▶ [TASK A]
Reproduce the inequality-proof thread from "2. Propositions/axioms I" up to and including "am just stuck!", changing "arbitrary" to "fixed".
▶ [TASK B]
Go on with the thread about proving the inequality mp < nq, starting after its last sentence.

▶ [READING TEXT]
Help with writing a simple proof on inequalities

[thelannonmonk]

1. Let m, n, p, q $\in$ Z
If 0 < m < n and 0< p $\leq$ q, then mp < nq



2. Propositions/axioms I can use that relate to inequalities
2.4 Let m,n,p $\in$ Z. If m < n and n < p, then m < p
2.5 For each n $\in$ N there exists an m $\in$ N such that m > n
2.6 Let m,n $\in$ Z. If m $\leq$ n $\leq$ m then m=n
2.7 i)If m < n, then m+p < n+p
2.7 ii)If m < n and p < q then m+p < n+q

The Attempt at a Solution

So far, my first idea is to say if m < n, then sm < sn (s being an arbitrary integer). However, I don't have an axiom or proposition to reference for this step, so I don't even know if I can use it. If I could use it, then i would go on to say that if sm < sn, then if p<q, then pm<qn, but this is the thing they want me to prove! So I can't reference the proposition I am trying to prove, I am just stuck!

The other issue is that I can only use axioms an propositions from earlier in the book, so my options are limited, but the most obviously useful ones seem to be 2.7 (i) and (ii)

Spatial layout entries
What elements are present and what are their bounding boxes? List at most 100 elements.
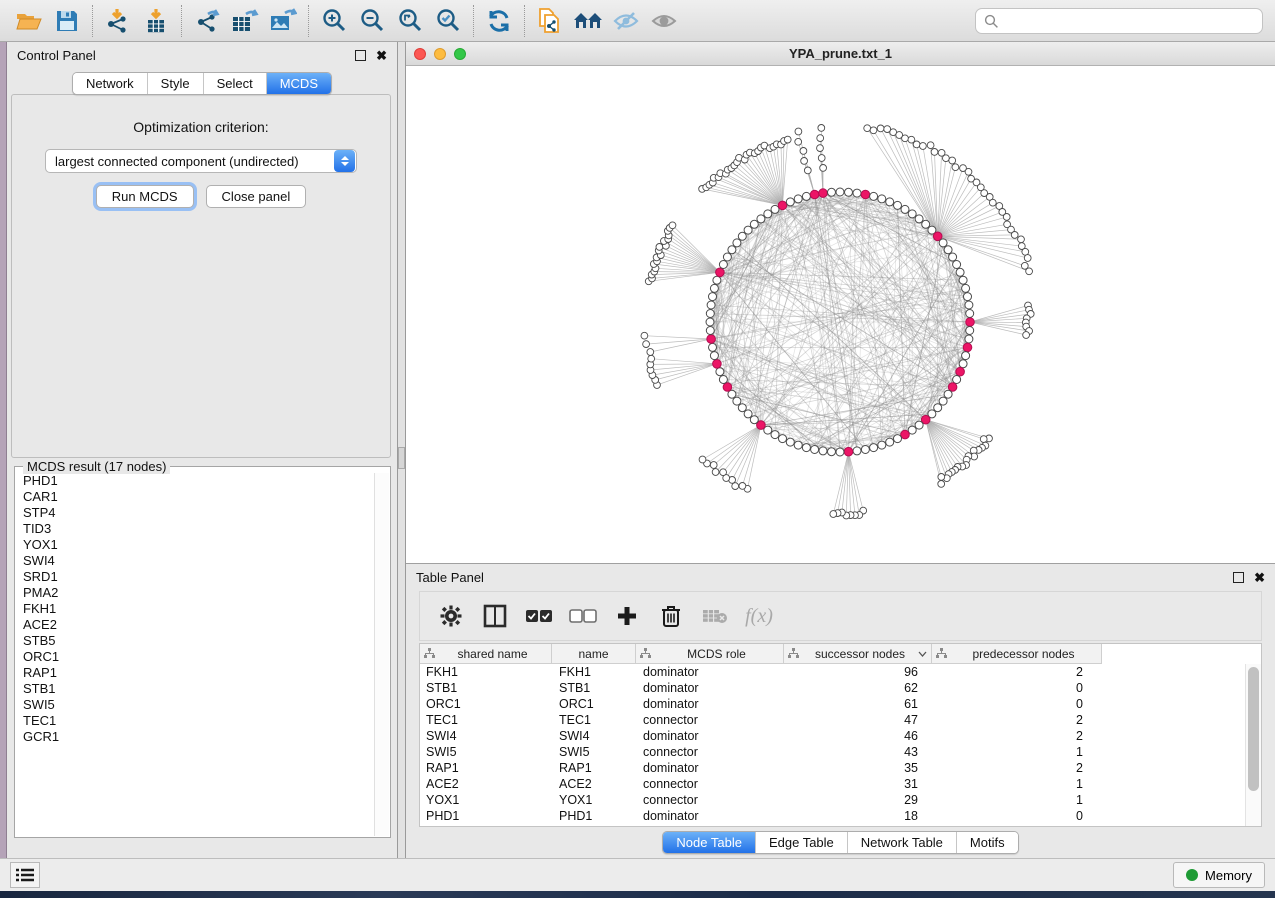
table-row-TEC1[interactable]: TEC1TEC1connector472 [420, 712, 1245, 728]
column-header-predecessor-nodes[interactable]: predecessor nodes [932, 644, 1102, 664]
task-history-button[interactable] [10, 862, 40, 888]
control-panel-title: Control Panel [17, 48, 96, 63]
table-row-YOX1[interactable]: YOX1YOX1connector291 [420, 792, 1245, 808]
float-window-button[interactable] [355, 50, 366, 61]
import-network-button[interactable] [99, 4, 137, 38]
table-row-FKH1[interactable]: FKH1FKH1dominator962 [420, 664, 1245, 680]
cell: 29 [784, 792, 932, 808]
home-layout-button[interactable] [569, 4, 607, 38]
mcds-result-item[interactable]: PMA2 [16, 585, 374, 601]
clear-table-button[interactable] [698, 599, 732, 633]
cell: ACE2 [552, 776, 636, 792]
mcds-result-item[interactable]: CAR1 [16, 489, 374, 505]
column-header-MCDS-role[interactable]: MCDS role [636, 644, 784, 664]
duplicate-network-button[interactable] [531, 4, 569, 38]
export-image-button[interactable] [264, 4, 302, 38]
deselect-all-icon [569, 608, 597, 624]
table-tab-motifs[interactable]: Motifs [957, 832, 1018, 853]
network-window-title: YPA_prune.txt_1 [406, 46, 1275, 61]
network-graph[interactable] [406, 66, 1275, 563]
table-row-SWI4[interactable]: SWI4SWI4dominator462 [420, 728, 1245, 744]
table-settings-button[interactable] [434, 599, 468, 633]
table-tab-network-table[interactable]: Network Table [848, 832, 957, 853]
optimization-criterion-label: Optimization criterion: [12, 119, 390, 135]
table-tab-node-table[interactable]: Node Table [663, 832, 756, 853]
export-table-button[interactable] [226, 4, 264, 38]
mcds-result-item[interactable]: SWI4 [16, 553, 374, 569]
table-row-RAP1[interactable]: RAP1RAP1dominator352 [420, 760, 1245, 776]
table-tab-edge-table[interactable]: Edge Table [756, 832, 848, 853]
mcds-result-item[interactable]: FKH1 [16, 601, 374, 617]
mcds-result-item[interactable]: STP4 [16, 505, 374, 521]
tab-style[interactable]: Style [148, 73, 204, 94]
zoom-fit-button[interactable] [391, 4, 429, 38]
result-list-scrollbar[interactable] [374, 473, 389, 836]
select-all-button[interactable] [522, 599, 556, 633]
mcds-result-item[interactable]: PHD1 [16, 473, 374, 489]
function-builder-button[interactable]: f(x) [742, 599, 776, 633]
import-network-icon [105, 8, 131, 34]
show-hidden-button[interactable] [645, 4, 683, 38]
close-table-panel-icon[interactable]: ✖ [1254, 572, 1265, 583]
table-panel: Table Panel ✖ [406, 563, 1275, 858]
mcds-result-item[interactable]: TEC1 [16, 713, 374, 729]
mcds-result-item[interactable]: STB5 [16, 633, 374, 649]
mcds-result-item[interactable]: SWI5 [16, 697, 374, 713]
import-table-button[interactable] [137, 4, 175, 38]
table-row-STB1[interactable]: STB1STB1dominator620 [420, 680, 1245, 696]
export-image-icon [269, 8, 297, 34]
table-scrollbar-thumb[interactable] [1248, 667, 1259, 791]
mcds-result-item[interactable]: GCR1 [16, 729, 374, 745]
cell: dominator [636, 728, 784, 744]
search-icon [984, 14, 999, 29]
houses-icon [573, 9, 603, 33]
close-panel-icon[interactable]: ✖ [376, 50, 387, 61]
cell: 2 [932, 664, 1102, 680]
run-mcds-button[interactable]: Run MCDS [96, 185, 194, 208]
mcds-result-item[interactable]: STB1 [16, 681, 374, 697]
mcds-result-item[interactable]: RAP1 [16, 665, 374, 681]
refresh-icon [486, 8, 512, 34]
criterion-dropdown[interactable]: largest connected component (undirected) [45, 149, 357, 173]
refresh-layout-button[interactable] [480, 4, 518, 38]
mcds-result-item[interactable]: SRD1 [16, 569, 374, 585]
cell: ORC1 [552, 696, 636, 712]
column-header-shared-name[interactable]: shared name [420, 644, 552, 664]
tab-network[interactable]: Network [73, 73, 148, 94]
search-input[interactable] [999, 10, 1262, 32]
column-header-name[interactable]: name [552, 644, 636, 664]
hide-selected-button[interactable] [607, 4, 645, 38]
close-panel-button[interactable]: Close panel [206, 185, 307, 208]
table-row-PHD1[interactable]: PHD1PHD1dominator180 [420, 808, 1245, 824]
table-row-ORC1[interactable]: ORC1ORC1dominator610 [420, 696, 1245, 712]
mcds-result-item[interactable]: ORC1 [16, 649, 374, 665]
deselect-all-button[interactable] [566, 599, 600, 633]
zoom-in-button[interactable] [315, 4, 353, 38]
add-row-button[interactable] [610, 599, 644, 633]
duplicate-network-icon [537, 7, 563, 35]
cell: connector [636, 776, 784, 792]
delete-row-button[interactable] [654, 599, 688, 633]
table-row-SWI5[interactable]: SWI5SWI5connector431 [420, 744, 1245, 760]
zoom-selected-icon [435, 8, 461, 34]
mcds-result-item[interactable]: YOX1 [16, 537, 374, 553]
export-table-icon [231, 8, 259, 34]
export-network-button[interactable] [188, 4, 226, 38]
mcds-result-item[interactable]: ACE2 [16, 617, 374, 633]
splitter-handle[interactable] [398, 447, 405, 469]
zoom-out-button[interactable] [353, 4, 391, 38]
save-session-button[interactable] [48, 4, 86, 38]
show-columns-button[interactable] [478, 599, 512, 633]
table-row-ACE2[interactable]: ACE2ACE2connector311 [420, 776, 1245, 792]
memory-button[interactable]: Memory [1173, 862, 1265, 888]
open-file-button[interactable] [10, 4, 48, 38]
memory-label: Memory [1205, 868, 1252, 883]
tab-mcds[interactable]: MCDS [267, 73, 331, 94]
network-canvas[interactable] [406, 66, 1275, 563]
zoom-selected-button[interactable] [429, 4, 467, 38]
cell: FKH1 [420, 664, 552, 680]
float-table-panel-button[interactable] [1233, 572, 1244, 583]
tab-select[interactable]: Select [204, 73, 267, 94]
mcds-result-item[interactable]: TID3 [16, 521, 374, 537]
column-header-successor-nodes[interactable]: successor nodes [784, 644, 932, 664]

▶ [TASK ANSWER A]
2. Propositions/axioms I can use that relate to inequalities
2.4 Let m,n,p $\in$ Z. If m < n and n < p, then m < p
2.5 For each n $\in$ N there exists an m $\in$ N such that m > n
2.6 Let m,n $\in$ Z. If m $\leq$ n $\leq$ m then m=n
2.7 i)If m < n, then m+p < n+p
2.7 ii)If m < n and p < q then m+p < n+q

The Attempt at a Solution

So far, my first idea is to say if m < n, then sm < sn (s being an fixed integer). However, I don't have an axiom or proposition to reference for this step, so I don't even know if I can use it. If I could use it, then i would go on to say that if sm < sn, then if p<q, then pm<qn, but this is the thing they want me to prove! So I can't reference the proposition I am trying to prove, I am just stuck!

▶ [TASK ANSWER B]
 

[dynamicsolo]

You may have to establish the proposition $for 0 < m < n and s > 0 , m < n \Rightarrow sm < sn$ as a lemma, if you were not given it. But you're in luck, because the "universe of discourse" is the integers and we are sticking to the positive ones. Use what you know about addition of positive integers and Prop. 2.7 for this.

Then you want to build a chain of inequalities starting from mp and changing one factor at a time until you have nq . (I have said enough...)

 

[lanedance]

how about
m<n
m+m<n+n (2.7)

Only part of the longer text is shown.